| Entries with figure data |
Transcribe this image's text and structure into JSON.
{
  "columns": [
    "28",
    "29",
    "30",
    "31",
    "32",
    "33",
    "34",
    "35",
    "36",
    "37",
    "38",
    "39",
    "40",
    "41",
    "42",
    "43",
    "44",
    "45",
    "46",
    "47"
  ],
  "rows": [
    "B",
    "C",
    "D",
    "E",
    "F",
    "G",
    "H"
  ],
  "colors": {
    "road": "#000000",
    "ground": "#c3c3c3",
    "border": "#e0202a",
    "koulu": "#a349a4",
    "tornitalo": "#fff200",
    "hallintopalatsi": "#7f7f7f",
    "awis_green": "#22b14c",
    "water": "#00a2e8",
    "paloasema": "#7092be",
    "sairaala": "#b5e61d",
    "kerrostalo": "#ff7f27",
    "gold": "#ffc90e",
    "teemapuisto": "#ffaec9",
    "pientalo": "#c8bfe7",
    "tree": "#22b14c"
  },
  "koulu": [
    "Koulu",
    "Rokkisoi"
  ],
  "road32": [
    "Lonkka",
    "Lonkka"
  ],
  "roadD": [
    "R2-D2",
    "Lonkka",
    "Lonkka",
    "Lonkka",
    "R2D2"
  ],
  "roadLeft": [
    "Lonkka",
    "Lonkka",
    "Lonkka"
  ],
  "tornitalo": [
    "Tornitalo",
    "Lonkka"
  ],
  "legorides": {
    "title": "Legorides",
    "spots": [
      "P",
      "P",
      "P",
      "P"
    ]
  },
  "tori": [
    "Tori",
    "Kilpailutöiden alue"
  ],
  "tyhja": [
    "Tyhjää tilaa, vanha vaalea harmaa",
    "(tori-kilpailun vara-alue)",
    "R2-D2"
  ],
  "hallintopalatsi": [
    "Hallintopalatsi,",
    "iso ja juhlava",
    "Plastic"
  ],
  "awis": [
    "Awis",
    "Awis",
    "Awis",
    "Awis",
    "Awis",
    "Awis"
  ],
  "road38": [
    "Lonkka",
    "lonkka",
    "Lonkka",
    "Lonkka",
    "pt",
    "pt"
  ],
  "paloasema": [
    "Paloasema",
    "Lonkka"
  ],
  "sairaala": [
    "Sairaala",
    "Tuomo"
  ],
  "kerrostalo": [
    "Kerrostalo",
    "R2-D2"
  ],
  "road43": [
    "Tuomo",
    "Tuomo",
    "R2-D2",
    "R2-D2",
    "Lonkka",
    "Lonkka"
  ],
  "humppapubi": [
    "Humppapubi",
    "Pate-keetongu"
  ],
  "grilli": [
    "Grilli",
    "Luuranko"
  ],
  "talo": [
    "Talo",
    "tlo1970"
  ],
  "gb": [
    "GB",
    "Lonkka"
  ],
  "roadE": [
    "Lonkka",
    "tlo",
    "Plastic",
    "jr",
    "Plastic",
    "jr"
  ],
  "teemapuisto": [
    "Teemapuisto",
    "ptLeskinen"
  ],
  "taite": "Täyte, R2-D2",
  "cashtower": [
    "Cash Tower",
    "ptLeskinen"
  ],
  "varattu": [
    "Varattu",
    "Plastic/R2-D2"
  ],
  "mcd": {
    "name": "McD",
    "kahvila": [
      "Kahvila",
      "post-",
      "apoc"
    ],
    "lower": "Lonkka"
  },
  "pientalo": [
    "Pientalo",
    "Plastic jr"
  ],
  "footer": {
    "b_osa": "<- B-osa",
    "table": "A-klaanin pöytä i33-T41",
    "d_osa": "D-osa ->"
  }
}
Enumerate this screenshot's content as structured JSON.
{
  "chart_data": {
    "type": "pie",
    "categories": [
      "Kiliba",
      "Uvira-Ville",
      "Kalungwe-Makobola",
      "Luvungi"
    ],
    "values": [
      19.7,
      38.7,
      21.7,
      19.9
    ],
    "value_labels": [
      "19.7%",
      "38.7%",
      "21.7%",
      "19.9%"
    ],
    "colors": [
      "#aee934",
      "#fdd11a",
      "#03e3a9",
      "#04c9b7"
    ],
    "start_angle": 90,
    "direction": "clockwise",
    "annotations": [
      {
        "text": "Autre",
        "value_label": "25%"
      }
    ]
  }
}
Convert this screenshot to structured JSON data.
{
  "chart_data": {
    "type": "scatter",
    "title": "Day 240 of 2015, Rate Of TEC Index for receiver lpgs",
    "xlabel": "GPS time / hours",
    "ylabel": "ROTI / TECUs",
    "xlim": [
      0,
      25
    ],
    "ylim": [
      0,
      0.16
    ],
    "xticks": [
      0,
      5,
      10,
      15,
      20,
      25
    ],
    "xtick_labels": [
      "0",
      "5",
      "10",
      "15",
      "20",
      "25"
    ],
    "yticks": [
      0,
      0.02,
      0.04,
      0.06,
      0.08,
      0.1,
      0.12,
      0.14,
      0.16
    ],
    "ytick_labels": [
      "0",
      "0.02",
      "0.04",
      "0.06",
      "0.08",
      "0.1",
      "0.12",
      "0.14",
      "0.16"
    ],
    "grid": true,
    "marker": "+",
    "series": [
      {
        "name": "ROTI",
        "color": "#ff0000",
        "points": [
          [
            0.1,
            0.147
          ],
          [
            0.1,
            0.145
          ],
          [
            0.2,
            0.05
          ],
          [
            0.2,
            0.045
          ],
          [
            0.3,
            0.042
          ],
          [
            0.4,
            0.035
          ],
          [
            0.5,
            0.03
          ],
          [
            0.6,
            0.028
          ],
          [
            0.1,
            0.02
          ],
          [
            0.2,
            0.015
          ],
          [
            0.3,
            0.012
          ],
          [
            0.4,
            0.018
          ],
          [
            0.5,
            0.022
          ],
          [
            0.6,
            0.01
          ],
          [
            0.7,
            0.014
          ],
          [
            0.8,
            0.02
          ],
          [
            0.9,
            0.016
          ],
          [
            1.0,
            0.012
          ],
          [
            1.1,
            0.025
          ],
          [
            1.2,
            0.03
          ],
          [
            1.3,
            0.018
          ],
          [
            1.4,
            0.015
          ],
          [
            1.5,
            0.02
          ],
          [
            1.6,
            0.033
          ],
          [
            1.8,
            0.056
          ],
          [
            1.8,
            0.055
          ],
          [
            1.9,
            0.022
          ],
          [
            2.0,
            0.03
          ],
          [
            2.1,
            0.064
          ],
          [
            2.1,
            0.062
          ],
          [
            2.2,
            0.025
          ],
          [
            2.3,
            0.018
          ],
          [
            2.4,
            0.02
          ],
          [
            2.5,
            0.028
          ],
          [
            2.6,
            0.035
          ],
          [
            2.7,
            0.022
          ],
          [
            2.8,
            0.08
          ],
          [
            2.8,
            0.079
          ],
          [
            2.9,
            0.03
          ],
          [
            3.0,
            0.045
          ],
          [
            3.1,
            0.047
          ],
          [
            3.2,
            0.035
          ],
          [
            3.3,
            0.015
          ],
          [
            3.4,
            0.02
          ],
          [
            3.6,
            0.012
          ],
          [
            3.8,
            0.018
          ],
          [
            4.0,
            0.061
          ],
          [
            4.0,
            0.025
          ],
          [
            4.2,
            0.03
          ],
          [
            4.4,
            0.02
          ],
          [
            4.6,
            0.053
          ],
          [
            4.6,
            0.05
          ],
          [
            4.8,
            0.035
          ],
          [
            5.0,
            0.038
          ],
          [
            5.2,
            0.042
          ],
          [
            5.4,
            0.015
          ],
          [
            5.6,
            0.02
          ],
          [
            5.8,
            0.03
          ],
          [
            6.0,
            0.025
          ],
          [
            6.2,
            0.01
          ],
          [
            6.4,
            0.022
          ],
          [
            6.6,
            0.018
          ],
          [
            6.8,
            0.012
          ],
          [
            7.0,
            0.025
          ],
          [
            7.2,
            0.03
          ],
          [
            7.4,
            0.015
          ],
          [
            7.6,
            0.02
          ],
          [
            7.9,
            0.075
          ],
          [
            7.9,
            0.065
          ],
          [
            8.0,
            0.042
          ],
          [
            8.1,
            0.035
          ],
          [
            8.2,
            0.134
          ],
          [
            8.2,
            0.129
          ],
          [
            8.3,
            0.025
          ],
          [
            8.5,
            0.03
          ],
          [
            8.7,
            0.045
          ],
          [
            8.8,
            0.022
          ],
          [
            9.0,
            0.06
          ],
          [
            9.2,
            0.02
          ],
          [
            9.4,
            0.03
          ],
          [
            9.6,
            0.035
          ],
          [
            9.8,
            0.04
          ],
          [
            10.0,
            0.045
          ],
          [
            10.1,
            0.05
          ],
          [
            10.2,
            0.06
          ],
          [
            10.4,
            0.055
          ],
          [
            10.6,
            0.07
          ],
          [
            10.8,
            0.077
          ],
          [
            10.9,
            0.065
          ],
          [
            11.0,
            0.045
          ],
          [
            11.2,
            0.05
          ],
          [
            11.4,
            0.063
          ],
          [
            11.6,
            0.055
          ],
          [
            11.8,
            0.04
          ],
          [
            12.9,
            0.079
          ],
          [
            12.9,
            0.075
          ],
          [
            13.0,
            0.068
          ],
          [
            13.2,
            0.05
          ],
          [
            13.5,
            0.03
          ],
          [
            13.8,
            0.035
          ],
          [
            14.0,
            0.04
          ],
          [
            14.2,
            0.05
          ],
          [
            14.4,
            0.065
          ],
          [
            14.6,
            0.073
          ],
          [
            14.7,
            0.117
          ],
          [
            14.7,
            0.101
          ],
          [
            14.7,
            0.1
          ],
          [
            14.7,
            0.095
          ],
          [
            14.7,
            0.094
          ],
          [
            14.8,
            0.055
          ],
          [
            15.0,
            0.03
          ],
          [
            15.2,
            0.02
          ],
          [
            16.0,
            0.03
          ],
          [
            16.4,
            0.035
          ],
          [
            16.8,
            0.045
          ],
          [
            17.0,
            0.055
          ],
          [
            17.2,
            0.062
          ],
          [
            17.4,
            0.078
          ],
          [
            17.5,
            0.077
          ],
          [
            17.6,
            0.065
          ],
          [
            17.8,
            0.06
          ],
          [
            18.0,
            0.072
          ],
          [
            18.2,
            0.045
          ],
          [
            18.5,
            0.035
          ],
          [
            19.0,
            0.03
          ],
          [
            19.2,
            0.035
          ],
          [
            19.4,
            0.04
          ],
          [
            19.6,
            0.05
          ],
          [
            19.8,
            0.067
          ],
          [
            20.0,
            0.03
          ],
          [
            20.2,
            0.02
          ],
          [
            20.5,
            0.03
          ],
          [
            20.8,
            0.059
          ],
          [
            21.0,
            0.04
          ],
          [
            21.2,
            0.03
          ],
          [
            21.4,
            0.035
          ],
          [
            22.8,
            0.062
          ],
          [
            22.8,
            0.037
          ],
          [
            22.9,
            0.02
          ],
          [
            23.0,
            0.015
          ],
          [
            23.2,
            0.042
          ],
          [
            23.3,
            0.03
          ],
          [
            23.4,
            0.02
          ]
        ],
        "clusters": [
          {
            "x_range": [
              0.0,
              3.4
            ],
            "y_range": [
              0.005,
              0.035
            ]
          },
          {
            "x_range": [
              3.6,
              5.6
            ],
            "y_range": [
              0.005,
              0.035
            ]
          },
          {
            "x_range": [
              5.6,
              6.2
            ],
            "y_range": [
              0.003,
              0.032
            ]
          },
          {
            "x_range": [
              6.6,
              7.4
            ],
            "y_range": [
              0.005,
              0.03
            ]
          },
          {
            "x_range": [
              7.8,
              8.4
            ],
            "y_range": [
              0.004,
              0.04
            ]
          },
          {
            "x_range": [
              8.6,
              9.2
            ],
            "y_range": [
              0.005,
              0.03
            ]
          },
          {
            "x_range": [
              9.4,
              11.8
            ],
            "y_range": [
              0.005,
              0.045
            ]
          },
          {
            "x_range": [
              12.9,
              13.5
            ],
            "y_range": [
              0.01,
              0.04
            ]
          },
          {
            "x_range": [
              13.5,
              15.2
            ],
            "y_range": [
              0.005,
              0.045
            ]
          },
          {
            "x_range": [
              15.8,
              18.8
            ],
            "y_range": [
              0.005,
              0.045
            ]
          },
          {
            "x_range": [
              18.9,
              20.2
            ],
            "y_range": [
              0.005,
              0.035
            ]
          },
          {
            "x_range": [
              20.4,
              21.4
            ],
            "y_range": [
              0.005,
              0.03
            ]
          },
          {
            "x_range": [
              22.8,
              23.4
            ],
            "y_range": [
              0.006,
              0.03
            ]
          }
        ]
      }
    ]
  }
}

| Given exercise |
List each line in the listing that contains the string "this".

| The completed task |
Transcribe this image's text and structure into JSON.
Enumerate this screenshot's content as structured JSON.
Convert this screenshot to structured JSON data.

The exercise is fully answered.